Enable pre-release features on Windows 10 Insider Builds
Mach2 is a free open source program for Microsoft's Windows 10 operating system that you may run to find and enable pre-release features on Insider Builds of the operating system.
Windows 10 Insider Builds provide access to development features that may make their way into the next feature release of the operating system. Microsoft "hides" some features that it considers not ready yet from these development builds of the operating system.
The company does so sometimes to avoid functionality breakage but at other times because it does not want testers to use the functionality yet. While a hidden feature may work fine in a certain build, it is usually the case that development continues on that particular feature.
Mach2 is developed by Rafeal Rivera. You may download the latest version of Mach2 from the project's GitHub page. All that is left to do is to extract the download to start making use of it.
Rafael describes what the tool does in the following way:
Mach2 manages the Feature Store, a core component of Feature Control, where these switches live. It can display which features are enabled or disabled on a machine. It can also assist with the discovery of interesting features to flip on and off.

## Exercise task A
Rewrite the Mach2 text starting at "Windows 10 Insider Builds provide" and ending at "that particular feature.", changing "testers" to "users".
## Exercise task B
Answer these questions from the Mach2 text:
(i) What kind of program is Mach2 described as?
(ii) Where can the latest version of Mach2 be downloaded?
(iii) Which core component of Feature Control does Mach2 manage?

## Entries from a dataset
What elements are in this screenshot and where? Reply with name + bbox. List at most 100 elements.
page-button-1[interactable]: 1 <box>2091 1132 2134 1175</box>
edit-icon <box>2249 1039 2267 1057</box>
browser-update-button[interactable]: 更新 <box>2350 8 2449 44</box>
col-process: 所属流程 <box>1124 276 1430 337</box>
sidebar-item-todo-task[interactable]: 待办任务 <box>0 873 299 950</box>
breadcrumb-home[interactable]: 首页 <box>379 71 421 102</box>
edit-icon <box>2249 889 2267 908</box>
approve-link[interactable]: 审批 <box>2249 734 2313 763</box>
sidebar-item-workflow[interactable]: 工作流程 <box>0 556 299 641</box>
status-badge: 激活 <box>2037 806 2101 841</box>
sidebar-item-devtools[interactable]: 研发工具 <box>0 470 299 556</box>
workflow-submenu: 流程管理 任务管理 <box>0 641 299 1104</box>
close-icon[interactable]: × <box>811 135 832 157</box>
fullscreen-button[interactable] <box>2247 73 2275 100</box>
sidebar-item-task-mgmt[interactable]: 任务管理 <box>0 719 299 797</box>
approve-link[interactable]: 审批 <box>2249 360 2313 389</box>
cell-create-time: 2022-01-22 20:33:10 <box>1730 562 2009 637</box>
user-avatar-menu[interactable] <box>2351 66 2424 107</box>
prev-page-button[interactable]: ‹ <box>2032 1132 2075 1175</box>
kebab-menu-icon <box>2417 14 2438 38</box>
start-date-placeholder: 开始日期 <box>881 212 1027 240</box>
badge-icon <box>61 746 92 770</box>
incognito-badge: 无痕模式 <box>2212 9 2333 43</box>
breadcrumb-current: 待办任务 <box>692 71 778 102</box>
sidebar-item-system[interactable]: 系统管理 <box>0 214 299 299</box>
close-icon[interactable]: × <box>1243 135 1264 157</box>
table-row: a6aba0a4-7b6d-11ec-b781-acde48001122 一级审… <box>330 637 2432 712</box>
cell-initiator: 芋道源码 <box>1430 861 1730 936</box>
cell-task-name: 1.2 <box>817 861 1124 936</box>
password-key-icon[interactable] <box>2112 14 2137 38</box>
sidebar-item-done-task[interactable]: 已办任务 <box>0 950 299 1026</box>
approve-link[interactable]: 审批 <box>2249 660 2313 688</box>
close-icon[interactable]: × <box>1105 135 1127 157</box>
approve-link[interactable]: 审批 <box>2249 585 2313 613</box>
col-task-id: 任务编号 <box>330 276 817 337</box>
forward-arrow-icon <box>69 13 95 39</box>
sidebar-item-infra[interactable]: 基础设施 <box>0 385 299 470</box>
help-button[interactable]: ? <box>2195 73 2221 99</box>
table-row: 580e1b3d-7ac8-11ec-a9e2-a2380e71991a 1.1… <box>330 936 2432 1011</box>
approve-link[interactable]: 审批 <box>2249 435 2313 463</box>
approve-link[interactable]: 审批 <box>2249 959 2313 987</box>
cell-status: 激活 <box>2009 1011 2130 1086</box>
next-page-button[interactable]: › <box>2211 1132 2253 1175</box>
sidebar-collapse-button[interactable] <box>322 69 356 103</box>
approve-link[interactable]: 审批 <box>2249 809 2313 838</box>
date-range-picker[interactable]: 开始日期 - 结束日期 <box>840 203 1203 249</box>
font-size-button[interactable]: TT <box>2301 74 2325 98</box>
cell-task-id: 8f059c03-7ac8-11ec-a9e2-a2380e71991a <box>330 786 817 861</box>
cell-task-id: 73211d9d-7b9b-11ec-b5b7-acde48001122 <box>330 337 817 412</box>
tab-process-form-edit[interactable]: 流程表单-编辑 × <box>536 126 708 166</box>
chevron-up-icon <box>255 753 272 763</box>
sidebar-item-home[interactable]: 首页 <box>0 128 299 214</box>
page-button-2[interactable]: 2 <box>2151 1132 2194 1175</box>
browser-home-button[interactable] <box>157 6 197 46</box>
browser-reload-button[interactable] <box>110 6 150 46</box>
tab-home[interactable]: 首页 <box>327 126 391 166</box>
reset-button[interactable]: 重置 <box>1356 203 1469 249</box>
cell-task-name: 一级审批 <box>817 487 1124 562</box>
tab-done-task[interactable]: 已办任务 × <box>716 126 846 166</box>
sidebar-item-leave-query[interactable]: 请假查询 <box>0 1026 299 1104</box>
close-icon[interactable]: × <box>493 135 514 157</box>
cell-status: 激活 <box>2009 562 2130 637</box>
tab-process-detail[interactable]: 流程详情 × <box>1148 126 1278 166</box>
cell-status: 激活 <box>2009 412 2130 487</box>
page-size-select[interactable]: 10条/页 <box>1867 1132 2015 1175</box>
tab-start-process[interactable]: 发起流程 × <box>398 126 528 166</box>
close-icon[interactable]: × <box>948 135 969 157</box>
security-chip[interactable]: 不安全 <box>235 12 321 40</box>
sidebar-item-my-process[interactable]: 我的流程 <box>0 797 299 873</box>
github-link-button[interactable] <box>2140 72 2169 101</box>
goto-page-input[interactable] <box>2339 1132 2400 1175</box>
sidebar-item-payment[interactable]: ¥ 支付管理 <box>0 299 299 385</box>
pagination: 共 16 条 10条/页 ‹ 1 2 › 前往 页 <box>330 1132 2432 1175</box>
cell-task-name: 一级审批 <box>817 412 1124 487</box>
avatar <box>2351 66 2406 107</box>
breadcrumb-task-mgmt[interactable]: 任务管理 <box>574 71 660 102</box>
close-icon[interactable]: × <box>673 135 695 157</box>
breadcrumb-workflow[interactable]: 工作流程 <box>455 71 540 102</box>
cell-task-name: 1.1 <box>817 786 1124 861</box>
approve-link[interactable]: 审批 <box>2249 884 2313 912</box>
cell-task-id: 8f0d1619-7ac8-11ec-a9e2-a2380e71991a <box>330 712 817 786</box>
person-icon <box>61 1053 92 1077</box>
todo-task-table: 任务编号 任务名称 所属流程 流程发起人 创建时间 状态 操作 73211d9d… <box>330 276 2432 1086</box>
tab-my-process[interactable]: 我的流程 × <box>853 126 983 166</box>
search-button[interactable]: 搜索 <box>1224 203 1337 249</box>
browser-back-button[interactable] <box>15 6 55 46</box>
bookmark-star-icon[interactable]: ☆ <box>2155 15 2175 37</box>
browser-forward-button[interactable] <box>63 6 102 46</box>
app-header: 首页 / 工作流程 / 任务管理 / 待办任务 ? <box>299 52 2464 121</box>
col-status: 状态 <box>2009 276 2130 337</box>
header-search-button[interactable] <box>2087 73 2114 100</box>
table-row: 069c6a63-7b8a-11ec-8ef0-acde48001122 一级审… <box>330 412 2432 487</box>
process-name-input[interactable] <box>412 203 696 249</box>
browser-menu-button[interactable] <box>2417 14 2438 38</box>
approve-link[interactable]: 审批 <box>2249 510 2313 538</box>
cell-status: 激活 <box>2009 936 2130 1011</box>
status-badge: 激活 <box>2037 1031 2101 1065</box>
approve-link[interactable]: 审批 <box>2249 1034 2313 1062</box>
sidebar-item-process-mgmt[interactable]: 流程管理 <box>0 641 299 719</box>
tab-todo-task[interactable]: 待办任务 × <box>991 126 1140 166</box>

## Complete response A
Windows 10 Insider Builds provide access to development features that may make their way into the next feature release of the operating system. Microsoft "hides" some features that it considers not ready yet from these development builds of the operating system.
The company does so sometimes to avoid functionality breakage but at other times because it does not want users to use the functionality yet. While a hidden feature may work fine in a certain build, it is usually the case that development continues on that particular feature.

## Complete response B
(i) A free open source program for Windows 10
(ii) From the project's GitHub page
(iii) The Feature Store